**** DATA EXTRACT

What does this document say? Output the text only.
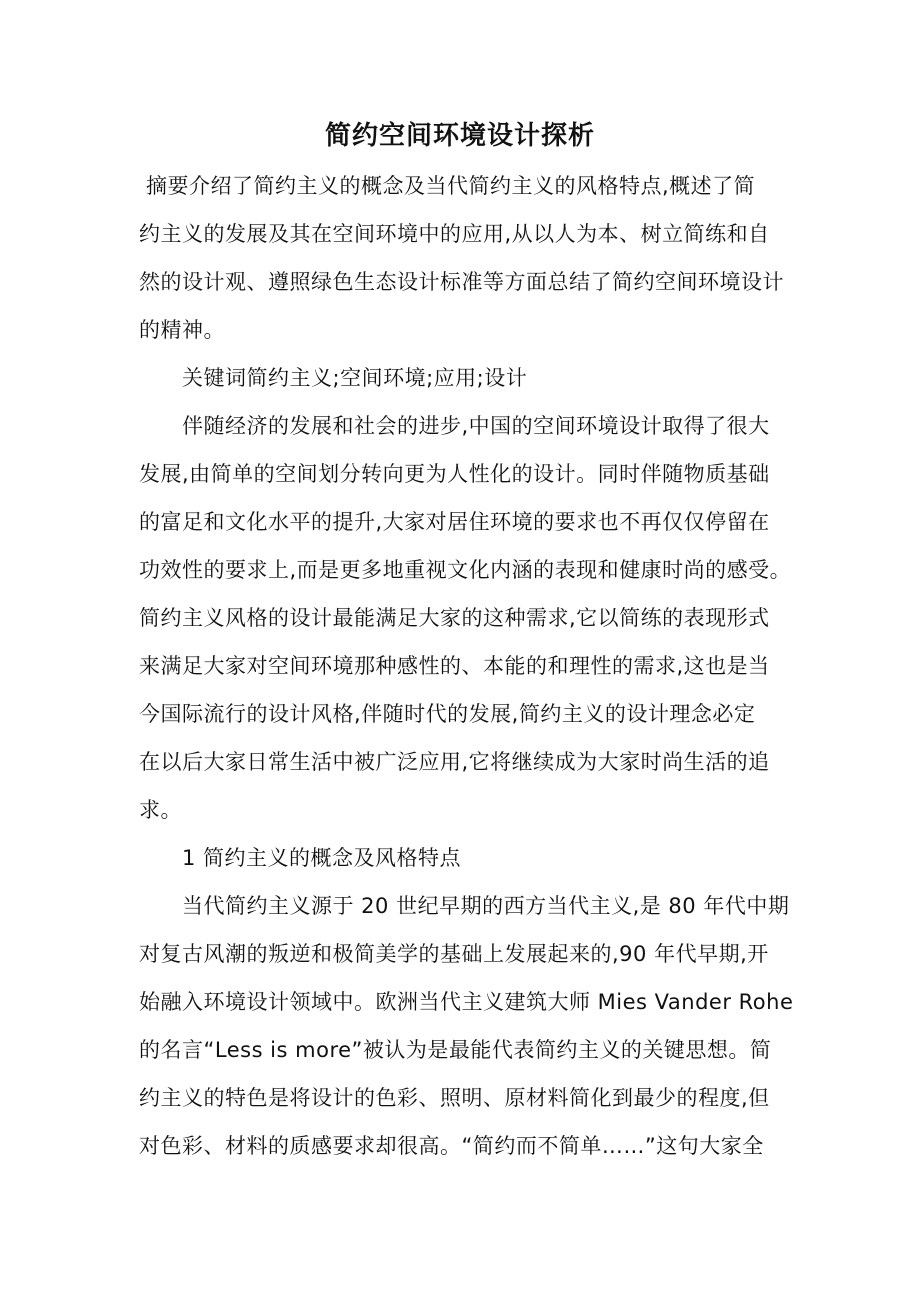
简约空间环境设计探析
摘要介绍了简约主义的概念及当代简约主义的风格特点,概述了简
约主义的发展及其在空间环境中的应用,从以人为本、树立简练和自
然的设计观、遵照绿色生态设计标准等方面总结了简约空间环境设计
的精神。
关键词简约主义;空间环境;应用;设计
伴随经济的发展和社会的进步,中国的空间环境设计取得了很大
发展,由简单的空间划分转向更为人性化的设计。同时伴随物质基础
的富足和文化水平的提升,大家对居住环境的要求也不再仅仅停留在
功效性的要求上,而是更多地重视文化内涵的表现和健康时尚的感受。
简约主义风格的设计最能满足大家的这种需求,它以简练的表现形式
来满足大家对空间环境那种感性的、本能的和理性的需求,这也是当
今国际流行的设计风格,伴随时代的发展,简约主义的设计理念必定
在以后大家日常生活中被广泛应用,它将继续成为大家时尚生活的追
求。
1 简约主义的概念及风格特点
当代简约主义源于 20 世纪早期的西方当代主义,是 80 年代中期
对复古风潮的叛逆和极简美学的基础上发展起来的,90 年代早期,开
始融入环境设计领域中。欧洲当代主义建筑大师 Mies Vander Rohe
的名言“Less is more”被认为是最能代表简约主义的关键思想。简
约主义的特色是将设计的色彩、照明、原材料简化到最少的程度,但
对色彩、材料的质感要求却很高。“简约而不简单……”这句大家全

********

_REQUIREMENT_
Return all of the entries word for word, but omit the pictures.

_RESULT_
What does this document say? Output the text only.
简约空间环境设计探析
摘要介绍了简约主义的概念及当代简约主义的风格特点,概述了简
约主义的发展及其在空间环境中的应用,从以人为本、树立简练和自
然的设计观、遵照绿色生态设计标准等方面总结了简约空间环境设计
的精神。
关键词简约主义;空间环境;应用;设计
伴随经济的发展和社会的进步,中国的空间环境设计取得了很大
发展,由简单的空间划分转向更为人性化的设计。同时伴随物质基础
的富足和文化水平的提升,大家对居住环境的要求也不再仅仅停留在
功效性的要求上,而是更多地重视文化内涵的表现和健康时尚的感受。
简约主义风格的设计最能满足大家的这种需求,它以简练的表现形式
来满足大家对空间环境那种感性的、本能的和理性的需求,这也是当
今国际流行的设计风格,伴随时代的发展,简约主义的设计理念必定
在以后大家日常生活中被广泛应用,它将继续成为大家时尚生活的追
求。
1 简约主义的概念及风格特点
当代简约主义源于 20 世纪早期的西方当代主义,是 80 年代中期
对复古风潮的叛逆和极简美学的基础上发展起来的,90 年代早期,开
始融入环境设计领域中。欧洲当代主义建筑大师 Mies Vander Rohe
的名言“Less is more”被认为是最能代表简约主义的关键思想。简
约主义的特色是将设计的色彩、照明、原材料简化到最少的程度,但
对色彩、材料的质感要求却很高。“简约而不简单……”这句大家全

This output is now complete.